┏━━

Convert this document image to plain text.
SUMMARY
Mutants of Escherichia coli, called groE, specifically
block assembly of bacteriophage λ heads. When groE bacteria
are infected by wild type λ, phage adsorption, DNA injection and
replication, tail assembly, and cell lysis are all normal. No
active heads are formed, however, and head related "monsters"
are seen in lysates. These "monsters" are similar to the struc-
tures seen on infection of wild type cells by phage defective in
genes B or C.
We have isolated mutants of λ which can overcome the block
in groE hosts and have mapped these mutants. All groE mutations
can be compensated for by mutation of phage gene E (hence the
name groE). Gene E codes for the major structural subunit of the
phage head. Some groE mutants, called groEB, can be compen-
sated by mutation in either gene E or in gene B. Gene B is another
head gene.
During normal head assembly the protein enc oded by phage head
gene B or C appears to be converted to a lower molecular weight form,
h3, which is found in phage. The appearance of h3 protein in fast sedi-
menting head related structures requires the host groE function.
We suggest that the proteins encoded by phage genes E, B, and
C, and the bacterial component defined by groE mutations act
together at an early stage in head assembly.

┗━━

#### What is needed:
Sift through the material above and copy the lines that contain the word "groE".

#### Reply:
Mutants of Escherichia coli, called groE, specifically
block assembly of bacteriophage λ heads. When groE bacteria
in groE hosts and have mapped these mutants. All groE mutations
name groE). Gene E codes for the major structural subunit of the
phage head. Some groE mutants, called groEB, can be compen-
menting head related structures requires the host groE function.
C, and the bacterial component defined by groE mutations act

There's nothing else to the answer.